JOB →
All lines from the line containing "Parse this screenshot: output" up to and including the last line of the listing below should be echoed exactly; no other lines belong in the response.

RECORDS →
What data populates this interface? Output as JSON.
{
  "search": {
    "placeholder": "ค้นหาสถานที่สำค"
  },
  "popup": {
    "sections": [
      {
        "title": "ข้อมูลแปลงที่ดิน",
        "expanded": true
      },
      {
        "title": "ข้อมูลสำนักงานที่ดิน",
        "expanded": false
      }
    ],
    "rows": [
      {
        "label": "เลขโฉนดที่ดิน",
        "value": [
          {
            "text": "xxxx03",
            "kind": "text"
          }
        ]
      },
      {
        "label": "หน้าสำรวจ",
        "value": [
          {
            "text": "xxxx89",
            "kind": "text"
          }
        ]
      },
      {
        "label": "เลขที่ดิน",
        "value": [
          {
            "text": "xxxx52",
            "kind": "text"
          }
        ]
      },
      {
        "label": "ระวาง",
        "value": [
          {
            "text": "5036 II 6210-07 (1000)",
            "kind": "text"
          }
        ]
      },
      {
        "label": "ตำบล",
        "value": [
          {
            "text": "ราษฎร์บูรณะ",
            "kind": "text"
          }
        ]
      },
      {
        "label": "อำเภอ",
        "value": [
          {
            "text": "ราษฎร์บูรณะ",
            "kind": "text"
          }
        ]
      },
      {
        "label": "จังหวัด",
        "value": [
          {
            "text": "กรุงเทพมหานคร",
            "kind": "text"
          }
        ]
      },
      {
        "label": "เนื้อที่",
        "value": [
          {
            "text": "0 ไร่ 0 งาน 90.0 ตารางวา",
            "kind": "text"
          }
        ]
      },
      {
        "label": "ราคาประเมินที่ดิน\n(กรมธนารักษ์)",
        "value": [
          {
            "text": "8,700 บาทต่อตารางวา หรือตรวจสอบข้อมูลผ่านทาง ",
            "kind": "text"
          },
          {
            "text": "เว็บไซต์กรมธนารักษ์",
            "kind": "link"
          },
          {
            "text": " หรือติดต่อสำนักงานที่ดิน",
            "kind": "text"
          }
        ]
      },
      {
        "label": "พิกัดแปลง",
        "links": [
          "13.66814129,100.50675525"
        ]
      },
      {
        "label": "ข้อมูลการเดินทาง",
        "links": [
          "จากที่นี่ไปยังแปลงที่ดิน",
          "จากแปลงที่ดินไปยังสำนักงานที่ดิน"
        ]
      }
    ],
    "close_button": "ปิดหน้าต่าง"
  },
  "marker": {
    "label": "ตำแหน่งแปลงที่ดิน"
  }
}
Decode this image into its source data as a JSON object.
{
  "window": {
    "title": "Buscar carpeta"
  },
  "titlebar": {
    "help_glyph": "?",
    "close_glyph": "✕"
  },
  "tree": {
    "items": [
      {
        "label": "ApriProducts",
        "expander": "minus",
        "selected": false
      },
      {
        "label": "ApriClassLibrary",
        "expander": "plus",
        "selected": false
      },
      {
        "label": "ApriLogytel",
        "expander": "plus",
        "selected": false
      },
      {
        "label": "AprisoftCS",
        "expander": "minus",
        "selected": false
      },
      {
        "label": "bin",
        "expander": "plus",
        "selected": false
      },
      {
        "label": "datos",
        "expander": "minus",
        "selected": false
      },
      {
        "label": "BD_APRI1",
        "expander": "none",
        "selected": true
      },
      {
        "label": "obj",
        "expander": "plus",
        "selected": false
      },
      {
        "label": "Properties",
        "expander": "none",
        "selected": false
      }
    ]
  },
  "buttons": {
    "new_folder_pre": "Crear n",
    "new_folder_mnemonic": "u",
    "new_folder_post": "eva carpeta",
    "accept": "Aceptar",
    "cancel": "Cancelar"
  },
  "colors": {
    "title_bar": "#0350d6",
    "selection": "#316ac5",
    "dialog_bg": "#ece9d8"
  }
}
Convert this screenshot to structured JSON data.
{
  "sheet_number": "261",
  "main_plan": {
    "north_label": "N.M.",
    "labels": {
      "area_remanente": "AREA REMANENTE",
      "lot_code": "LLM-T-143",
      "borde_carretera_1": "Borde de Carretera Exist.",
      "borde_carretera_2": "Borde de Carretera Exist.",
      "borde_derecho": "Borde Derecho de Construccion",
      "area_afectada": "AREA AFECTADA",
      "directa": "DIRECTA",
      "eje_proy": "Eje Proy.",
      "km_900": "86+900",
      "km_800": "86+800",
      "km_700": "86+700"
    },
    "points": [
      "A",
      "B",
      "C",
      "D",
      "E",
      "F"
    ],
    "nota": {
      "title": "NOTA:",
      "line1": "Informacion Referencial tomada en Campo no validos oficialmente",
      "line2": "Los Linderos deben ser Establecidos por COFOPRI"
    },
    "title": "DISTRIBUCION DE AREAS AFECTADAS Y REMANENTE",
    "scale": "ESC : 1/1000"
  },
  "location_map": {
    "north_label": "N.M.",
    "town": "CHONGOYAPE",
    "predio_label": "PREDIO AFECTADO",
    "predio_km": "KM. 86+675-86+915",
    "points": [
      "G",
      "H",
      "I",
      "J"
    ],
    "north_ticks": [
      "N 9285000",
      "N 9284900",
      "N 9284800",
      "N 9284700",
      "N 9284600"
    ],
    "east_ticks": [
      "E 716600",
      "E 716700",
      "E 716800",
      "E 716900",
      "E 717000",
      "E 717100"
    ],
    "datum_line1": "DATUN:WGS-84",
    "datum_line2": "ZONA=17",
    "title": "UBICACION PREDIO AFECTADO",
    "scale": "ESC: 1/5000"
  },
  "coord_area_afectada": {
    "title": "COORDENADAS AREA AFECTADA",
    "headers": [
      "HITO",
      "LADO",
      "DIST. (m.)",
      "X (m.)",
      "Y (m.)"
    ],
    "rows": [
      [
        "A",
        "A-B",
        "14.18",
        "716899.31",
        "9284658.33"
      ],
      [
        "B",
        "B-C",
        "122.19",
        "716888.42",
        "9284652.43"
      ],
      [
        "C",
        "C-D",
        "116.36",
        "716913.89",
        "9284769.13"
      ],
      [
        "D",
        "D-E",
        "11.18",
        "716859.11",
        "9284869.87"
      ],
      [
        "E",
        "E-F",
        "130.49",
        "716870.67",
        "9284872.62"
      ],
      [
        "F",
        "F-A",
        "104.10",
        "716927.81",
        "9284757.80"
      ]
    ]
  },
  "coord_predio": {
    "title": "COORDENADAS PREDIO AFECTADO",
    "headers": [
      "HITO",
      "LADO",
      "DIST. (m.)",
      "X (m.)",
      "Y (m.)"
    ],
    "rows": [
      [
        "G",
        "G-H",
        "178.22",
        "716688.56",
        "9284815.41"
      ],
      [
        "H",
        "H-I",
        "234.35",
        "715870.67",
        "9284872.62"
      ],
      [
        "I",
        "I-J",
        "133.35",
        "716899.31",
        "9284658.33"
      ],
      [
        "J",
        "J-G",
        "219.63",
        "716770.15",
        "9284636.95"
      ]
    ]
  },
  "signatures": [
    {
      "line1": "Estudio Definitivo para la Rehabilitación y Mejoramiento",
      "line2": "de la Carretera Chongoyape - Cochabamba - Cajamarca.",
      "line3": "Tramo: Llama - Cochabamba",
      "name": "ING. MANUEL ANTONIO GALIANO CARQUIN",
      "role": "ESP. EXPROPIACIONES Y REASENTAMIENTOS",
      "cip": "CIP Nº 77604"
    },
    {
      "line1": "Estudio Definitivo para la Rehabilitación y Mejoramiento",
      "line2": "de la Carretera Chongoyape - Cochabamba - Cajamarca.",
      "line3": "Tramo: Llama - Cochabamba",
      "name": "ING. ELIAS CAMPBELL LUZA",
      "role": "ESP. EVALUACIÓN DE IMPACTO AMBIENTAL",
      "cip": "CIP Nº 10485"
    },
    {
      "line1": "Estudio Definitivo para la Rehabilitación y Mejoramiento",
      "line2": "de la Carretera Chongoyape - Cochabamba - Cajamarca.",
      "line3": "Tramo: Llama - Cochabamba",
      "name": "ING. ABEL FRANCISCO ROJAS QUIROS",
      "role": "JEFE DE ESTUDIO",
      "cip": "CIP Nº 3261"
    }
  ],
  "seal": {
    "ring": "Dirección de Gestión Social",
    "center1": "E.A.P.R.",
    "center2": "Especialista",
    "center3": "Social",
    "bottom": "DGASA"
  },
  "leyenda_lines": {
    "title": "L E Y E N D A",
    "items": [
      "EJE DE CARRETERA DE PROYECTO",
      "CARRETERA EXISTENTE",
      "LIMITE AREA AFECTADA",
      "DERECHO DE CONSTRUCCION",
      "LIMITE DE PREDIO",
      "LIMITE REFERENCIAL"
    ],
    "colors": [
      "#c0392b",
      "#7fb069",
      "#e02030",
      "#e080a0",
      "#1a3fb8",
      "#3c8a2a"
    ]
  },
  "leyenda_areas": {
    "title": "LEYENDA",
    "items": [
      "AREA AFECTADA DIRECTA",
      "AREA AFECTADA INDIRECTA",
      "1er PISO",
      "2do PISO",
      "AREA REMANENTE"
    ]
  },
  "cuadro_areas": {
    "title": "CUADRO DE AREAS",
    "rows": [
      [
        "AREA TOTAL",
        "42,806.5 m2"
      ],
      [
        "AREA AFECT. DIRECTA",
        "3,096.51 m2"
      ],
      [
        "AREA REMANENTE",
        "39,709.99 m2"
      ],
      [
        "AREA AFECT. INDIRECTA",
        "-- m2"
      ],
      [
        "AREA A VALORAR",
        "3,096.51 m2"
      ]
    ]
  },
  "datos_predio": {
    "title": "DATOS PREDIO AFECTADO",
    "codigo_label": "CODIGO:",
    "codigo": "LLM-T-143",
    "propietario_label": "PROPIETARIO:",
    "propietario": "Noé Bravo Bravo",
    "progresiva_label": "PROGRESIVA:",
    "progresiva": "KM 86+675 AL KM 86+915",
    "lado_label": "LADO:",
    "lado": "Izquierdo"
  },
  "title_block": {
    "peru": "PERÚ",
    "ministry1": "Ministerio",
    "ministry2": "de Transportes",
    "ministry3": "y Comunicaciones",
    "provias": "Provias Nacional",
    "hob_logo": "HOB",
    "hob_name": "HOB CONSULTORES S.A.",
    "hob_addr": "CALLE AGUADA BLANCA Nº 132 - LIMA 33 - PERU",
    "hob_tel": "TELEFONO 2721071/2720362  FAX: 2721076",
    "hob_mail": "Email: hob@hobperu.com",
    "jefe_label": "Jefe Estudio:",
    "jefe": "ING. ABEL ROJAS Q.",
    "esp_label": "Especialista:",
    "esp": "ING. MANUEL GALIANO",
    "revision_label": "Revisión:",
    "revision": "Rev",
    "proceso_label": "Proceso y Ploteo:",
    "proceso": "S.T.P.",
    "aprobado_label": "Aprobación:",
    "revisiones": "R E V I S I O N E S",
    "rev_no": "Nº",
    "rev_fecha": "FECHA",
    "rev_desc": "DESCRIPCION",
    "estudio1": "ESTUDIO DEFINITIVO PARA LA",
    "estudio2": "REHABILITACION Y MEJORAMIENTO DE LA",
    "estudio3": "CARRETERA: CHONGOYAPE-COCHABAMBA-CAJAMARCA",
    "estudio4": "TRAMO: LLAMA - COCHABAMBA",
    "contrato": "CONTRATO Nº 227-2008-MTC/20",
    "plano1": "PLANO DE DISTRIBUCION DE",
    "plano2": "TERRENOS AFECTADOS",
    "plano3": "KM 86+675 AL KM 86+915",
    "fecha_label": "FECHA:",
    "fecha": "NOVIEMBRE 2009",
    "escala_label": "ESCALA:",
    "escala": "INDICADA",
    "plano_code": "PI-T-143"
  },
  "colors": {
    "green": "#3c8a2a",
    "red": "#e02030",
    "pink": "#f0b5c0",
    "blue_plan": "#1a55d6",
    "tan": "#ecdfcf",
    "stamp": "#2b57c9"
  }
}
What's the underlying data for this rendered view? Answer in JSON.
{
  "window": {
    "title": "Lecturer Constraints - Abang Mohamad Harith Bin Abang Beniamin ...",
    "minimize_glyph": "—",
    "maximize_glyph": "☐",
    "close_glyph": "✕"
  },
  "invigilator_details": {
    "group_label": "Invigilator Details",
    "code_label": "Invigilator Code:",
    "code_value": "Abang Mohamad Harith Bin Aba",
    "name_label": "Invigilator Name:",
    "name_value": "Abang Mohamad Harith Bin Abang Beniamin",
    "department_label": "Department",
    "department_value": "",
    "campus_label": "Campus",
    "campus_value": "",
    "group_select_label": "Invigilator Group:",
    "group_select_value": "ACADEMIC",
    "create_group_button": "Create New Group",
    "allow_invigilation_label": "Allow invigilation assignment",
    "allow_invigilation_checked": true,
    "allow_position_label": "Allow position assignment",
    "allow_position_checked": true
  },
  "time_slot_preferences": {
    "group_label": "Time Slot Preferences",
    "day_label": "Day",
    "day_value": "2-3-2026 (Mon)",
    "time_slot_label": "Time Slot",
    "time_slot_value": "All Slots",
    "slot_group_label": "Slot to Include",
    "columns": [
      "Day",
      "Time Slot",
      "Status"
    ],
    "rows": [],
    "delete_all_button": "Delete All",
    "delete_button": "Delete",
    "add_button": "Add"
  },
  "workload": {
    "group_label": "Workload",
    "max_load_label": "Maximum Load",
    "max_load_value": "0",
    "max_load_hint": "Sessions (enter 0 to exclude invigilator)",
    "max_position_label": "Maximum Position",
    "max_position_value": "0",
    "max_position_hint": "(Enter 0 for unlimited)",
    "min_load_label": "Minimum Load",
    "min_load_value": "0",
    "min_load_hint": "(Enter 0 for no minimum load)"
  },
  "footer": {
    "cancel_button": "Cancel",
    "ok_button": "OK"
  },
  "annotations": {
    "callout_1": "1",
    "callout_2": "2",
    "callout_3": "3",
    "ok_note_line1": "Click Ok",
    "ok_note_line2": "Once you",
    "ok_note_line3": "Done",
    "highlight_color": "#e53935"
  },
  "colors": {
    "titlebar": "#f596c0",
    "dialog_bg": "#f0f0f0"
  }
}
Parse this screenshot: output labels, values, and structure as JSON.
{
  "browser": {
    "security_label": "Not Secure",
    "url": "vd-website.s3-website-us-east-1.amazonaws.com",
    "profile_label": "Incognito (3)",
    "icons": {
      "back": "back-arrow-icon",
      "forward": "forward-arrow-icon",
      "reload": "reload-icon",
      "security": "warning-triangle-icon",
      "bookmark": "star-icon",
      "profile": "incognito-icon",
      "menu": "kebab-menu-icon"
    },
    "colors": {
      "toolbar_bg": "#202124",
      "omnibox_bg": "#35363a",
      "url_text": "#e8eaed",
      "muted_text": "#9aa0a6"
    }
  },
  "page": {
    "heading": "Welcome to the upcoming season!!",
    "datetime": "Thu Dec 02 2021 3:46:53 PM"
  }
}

THE SOLUTION →
Parse this screenshot: output labels, values, and structure as JSON.
{
  "browser": {
    "security_label": "Not Secure",
    "url": "vd-website.s3-website-us-east-1.amazonaws.com",
    "profile_label": "Incognito (3)",
    "icons": {
      "back": "back-arrow-icon",
      "forward": "forward-arrow-icon",
      "reload": "reload-icon",
      "security": "warning-triangle-icon",
      "bookmark": "star-icon",
      "profile": "incognito-icon",
      "menu": "kebab-menu-icon"
    },
    "colors": {
      "toolbar_bg": "#202124",
      "omnibox_bg": "#35363a",
      "url_text": "#e8eaed",
      "muted_text": "#9aa0a6"
    }
  },
  "page": {
    "heading": "Welcome to the upcoming season!!",
    "datetime": "Thu Dec 02 2021 3:46:53 PM"
  }
}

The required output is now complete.